** Begin Data listing **
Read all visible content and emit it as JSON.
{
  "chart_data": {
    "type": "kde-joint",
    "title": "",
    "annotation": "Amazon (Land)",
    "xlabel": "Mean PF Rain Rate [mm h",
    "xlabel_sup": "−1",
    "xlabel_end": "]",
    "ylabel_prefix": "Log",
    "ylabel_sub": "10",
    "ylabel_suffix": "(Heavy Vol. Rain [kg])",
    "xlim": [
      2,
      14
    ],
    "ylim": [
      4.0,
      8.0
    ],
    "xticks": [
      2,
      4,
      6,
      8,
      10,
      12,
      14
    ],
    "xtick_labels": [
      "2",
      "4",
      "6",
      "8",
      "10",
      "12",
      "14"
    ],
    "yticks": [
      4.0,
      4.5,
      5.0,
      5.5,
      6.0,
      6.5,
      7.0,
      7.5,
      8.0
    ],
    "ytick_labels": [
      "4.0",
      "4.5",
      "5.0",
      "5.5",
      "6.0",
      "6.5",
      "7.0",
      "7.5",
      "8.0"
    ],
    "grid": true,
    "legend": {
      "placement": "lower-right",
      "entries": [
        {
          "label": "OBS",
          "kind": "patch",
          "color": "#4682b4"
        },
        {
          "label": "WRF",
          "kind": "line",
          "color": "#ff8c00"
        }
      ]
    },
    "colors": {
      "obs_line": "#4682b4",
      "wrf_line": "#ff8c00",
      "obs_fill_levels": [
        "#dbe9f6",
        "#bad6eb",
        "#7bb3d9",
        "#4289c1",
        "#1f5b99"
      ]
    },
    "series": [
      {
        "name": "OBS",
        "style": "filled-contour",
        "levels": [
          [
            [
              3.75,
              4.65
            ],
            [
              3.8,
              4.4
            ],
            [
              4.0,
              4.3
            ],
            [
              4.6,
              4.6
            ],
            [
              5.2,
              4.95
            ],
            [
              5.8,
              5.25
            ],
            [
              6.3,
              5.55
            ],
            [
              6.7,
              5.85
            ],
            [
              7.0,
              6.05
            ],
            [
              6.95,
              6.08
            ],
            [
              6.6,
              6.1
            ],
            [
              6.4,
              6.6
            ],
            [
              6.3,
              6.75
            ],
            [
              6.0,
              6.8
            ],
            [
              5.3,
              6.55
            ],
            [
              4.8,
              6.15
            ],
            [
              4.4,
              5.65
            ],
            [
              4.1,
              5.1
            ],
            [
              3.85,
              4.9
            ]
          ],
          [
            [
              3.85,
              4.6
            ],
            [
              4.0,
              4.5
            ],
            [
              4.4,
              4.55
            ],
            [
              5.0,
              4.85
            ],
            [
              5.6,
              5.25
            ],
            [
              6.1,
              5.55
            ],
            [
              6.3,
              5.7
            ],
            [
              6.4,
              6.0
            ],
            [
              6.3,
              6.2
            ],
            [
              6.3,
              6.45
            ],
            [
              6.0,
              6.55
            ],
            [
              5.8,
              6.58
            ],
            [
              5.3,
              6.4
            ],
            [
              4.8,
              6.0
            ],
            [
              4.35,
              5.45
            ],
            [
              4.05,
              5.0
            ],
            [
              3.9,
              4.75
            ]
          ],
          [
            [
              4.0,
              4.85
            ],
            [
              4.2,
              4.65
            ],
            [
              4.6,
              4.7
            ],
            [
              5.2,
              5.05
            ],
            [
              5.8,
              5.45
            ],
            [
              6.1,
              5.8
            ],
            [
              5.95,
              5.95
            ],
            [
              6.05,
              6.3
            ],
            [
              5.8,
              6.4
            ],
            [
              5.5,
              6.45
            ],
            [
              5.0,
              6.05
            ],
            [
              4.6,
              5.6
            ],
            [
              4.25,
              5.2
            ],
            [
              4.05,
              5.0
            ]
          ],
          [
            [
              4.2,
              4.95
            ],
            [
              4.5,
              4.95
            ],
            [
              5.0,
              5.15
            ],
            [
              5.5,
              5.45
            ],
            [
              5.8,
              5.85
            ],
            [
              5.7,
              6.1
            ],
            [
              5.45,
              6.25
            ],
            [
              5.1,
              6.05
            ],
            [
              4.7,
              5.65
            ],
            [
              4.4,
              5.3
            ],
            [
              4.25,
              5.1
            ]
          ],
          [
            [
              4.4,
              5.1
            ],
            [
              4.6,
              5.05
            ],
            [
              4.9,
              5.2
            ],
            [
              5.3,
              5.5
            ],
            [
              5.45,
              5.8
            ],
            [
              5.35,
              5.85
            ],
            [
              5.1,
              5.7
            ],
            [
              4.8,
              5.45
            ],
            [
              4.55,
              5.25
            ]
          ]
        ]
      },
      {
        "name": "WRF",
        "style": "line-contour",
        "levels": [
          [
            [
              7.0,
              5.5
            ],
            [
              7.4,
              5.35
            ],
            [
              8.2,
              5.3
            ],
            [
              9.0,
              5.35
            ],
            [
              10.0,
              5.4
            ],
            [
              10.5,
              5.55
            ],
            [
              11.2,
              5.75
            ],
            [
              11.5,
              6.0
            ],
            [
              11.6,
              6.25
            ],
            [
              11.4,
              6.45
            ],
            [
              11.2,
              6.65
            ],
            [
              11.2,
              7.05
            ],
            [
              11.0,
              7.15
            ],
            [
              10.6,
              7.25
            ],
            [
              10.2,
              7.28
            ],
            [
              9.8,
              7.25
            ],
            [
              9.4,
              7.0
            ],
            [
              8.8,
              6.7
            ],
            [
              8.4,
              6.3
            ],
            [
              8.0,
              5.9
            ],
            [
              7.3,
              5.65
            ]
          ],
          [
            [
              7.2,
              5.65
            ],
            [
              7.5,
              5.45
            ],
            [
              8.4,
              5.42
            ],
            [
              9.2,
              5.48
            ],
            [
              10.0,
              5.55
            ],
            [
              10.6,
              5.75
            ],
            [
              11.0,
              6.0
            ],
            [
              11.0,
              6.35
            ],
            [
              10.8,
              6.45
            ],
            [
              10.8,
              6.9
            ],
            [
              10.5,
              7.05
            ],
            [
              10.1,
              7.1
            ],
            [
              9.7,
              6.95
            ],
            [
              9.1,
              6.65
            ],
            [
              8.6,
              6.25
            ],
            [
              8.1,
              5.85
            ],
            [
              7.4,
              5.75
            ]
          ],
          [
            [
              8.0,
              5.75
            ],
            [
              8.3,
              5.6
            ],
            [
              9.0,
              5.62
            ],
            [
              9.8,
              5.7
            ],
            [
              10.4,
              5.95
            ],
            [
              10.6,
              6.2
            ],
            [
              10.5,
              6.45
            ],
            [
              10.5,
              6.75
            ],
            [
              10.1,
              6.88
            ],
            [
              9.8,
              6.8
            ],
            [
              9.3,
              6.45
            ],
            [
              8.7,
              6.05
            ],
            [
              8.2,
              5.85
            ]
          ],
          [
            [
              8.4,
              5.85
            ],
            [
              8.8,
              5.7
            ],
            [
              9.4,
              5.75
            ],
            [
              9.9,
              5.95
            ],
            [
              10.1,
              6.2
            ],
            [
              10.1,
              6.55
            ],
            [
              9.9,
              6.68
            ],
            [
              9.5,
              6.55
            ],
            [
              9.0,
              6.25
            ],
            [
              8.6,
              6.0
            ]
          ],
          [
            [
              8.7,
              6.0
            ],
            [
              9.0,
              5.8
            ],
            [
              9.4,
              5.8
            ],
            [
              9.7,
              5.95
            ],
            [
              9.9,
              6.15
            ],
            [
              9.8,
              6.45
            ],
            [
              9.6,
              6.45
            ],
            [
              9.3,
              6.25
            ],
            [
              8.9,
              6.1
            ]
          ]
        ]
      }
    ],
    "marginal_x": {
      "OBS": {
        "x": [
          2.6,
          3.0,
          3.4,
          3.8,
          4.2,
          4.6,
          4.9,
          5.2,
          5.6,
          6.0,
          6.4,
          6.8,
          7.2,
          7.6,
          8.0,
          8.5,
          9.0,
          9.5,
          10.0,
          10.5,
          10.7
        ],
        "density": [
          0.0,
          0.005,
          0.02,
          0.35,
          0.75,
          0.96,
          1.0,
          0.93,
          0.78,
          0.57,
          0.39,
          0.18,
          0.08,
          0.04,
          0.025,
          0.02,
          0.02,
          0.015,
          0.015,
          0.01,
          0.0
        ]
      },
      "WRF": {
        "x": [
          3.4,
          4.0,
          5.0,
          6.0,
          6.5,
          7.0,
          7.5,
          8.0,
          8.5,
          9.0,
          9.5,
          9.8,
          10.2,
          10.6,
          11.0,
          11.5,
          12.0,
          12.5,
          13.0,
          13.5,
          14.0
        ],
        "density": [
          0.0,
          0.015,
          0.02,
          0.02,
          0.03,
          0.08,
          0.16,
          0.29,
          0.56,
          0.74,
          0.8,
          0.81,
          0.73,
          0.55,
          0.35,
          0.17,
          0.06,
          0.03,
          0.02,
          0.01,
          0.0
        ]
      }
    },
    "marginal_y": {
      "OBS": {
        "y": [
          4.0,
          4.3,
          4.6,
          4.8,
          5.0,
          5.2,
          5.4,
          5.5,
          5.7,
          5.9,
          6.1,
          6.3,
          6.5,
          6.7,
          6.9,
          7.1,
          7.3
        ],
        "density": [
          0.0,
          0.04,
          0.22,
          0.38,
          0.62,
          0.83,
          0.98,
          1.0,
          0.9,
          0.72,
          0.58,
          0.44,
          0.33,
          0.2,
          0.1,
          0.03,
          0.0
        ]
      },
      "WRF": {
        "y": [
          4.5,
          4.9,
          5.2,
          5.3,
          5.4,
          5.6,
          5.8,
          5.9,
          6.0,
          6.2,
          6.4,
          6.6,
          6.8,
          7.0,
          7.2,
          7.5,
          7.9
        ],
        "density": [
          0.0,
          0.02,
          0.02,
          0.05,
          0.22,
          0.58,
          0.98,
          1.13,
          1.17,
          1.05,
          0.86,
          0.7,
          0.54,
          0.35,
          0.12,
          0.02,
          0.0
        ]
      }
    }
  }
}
** End Data listing **
▸ **Work instructions**
The answer is the number of lines in the preceding material that hold "contour"; write that number and nothing else.

▸ **Full solution**
2